Entries with figure data:
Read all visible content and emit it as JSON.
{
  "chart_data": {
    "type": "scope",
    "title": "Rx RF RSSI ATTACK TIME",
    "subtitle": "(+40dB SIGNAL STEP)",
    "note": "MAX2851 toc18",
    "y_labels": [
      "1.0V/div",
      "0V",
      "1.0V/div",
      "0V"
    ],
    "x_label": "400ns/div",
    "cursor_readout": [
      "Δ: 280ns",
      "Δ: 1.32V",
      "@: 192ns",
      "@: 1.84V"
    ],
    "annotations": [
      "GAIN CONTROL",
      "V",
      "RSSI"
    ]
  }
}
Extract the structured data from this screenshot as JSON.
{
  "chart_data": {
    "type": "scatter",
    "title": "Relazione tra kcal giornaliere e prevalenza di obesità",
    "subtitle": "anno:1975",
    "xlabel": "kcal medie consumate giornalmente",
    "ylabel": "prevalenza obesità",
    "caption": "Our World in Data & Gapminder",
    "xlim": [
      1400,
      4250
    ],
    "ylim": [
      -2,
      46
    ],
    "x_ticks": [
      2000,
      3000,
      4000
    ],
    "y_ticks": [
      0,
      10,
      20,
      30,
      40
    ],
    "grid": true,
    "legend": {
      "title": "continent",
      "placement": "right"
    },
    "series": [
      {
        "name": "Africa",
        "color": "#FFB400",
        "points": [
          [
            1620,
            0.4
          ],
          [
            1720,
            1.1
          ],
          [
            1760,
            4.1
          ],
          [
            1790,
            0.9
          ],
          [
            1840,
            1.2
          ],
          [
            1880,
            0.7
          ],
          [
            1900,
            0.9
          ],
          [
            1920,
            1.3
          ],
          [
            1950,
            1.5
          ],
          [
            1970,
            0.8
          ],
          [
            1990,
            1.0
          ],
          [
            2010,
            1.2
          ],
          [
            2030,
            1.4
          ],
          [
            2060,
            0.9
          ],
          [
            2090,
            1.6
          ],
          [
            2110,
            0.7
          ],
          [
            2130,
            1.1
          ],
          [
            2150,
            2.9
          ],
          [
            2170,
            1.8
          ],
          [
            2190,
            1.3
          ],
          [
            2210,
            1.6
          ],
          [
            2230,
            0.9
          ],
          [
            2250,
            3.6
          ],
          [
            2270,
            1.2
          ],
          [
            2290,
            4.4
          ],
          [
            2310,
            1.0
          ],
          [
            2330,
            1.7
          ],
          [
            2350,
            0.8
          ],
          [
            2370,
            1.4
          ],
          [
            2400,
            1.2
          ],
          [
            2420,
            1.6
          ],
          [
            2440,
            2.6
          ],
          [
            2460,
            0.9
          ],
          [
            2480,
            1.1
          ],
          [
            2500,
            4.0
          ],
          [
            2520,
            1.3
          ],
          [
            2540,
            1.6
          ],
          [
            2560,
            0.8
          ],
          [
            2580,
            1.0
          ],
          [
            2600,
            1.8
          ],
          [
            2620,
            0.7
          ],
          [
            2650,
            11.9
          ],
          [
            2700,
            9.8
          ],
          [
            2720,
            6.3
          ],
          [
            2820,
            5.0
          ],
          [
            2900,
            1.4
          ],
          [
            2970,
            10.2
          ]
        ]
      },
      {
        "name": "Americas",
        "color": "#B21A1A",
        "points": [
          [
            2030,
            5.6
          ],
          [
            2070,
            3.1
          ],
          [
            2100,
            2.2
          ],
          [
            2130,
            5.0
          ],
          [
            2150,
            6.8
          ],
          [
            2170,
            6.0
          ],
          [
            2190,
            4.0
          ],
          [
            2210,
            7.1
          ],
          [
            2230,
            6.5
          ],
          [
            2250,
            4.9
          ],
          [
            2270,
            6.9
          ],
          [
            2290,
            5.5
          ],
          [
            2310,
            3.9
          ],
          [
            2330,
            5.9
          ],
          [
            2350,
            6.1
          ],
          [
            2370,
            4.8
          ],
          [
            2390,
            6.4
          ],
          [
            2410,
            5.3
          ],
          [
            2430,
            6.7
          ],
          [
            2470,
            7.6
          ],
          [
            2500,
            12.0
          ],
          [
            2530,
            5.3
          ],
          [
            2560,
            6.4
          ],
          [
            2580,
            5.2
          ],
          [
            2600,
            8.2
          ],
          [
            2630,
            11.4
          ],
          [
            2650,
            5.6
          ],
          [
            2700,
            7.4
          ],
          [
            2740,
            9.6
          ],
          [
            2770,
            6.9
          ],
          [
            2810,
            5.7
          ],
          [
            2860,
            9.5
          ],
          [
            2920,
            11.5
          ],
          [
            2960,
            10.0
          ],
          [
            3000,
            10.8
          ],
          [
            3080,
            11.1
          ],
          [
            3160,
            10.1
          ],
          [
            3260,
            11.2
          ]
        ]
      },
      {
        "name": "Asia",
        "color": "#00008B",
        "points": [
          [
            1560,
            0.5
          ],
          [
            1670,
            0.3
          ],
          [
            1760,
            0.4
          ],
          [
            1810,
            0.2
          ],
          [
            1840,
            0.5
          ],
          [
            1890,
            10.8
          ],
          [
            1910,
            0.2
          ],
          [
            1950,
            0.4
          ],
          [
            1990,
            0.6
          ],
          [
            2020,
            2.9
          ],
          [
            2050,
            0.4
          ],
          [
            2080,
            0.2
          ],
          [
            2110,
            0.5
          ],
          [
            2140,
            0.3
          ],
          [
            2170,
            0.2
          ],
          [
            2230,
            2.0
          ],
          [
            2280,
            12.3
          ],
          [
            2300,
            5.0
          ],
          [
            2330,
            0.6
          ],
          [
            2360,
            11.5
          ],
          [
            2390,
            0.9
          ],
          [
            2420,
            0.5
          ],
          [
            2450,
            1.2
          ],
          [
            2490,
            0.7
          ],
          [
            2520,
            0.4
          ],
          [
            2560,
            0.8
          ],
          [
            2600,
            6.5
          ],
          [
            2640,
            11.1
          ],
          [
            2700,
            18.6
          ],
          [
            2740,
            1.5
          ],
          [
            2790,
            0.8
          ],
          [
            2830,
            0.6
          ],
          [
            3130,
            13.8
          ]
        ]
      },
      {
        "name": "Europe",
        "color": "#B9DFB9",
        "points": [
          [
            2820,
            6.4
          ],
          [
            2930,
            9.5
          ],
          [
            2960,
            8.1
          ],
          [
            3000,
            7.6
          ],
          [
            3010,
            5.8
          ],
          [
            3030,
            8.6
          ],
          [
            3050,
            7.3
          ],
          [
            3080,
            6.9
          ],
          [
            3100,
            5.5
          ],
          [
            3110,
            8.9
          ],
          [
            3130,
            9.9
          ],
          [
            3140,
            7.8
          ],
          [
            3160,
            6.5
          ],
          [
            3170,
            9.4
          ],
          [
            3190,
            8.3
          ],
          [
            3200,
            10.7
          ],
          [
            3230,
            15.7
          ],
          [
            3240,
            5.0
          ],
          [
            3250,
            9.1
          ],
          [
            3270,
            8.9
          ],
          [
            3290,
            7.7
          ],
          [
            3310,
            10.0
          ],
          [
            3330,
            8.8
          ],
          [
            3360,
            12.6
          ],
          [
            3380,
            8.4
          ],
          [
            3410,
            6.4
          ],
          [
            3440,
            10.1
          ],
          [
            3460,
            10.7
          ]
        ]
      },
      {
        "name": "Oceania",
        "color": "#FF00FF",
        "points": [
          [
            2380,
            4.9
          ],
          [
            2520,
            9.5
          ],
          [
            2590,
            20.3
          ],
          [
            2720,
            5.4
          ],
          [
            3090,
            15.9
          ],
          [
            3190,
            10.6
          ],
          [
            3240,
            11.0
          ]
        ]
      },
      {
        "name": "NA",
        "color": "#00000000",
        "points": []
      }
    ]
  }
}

▶ [Task objective]
Tally how many lines of the records hold the word "JSON". Answer with the number only.

▶ [The output]
2